**INSTRUCTION**
Reproduce the entries below in full, word for word.

★ ★ ★ ★ ★ ★ ★

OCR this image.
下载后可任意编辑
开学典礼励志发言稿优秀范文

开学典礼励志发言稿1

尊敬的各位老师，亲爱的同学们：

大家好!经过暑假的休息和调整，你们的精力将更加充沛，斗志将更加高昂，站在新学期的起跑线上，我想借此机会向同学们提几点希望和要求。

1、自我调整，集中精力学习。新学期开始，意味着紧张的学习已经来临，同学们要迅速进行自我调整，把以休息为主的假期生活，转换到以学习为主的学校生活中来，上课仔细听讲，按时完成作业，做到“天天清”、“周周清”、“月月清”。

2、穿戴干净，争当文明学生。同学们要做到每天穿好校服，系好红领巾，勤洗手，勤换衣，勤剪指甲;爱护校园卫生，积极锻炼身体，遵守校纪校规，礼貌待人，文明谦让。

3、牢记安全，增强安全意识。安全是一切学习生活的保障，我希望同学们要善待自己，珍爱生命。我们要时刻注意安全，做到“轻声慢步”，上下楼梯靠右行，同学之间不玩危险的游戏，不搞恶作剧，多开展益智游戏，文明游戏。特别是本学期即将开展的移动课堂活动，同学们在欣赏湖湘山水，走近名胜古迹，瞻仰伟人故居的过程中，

★ ★ ★ ★ ★ ★ ★

**WRITTEN RESPONSE**
OCR this image.
下载后可任意编辑
开学典礼励志发言稿优秀范文

开学典礼励志发言稿1

尊敬的各位老师，亲爱的同学们：

大家好!经过暑假的休息和调整，你们的精力将更加充沛，斗志将更加高昂，站在新学期的起跑线上，我想借此机会向同学们提几点希望和要求。

1、自我调整，集中精力学习。新学期开始，意味着紧张的学习已经来临，同学们要迅速进行自我调整，把以休息为主的假期生活，转换到以学习为主的学校生活中来，上课仔细听讲，按时完成作业，做到“天天清”、“周周清”、“月月清”。

2、穿戴干净，争当文明学生。同学们要做到每天穿好校服，系好红领巾，勤洗手，勤换衣，勤剪指甲;爱护校园卫生，积极锻炼身体，遵守校纪校规，礼貌待人，文明谦让。

3、牢记安全，增强安全意识。安全是一切学习生活的保障，我希望同学们要善待自己，珍爱生命。我们要时刻注意安全，做到“轻声慢步”，上下楼梯靠右行，同学之间不玩危险的游戏，不搞恶作剧，多开展益智游戏，文明游戏。特别是本学期即将开展的移动课堂活动，同学们在欣赏湖湘山水，走近名胜古迹，瞻仰伟人故居的过程中，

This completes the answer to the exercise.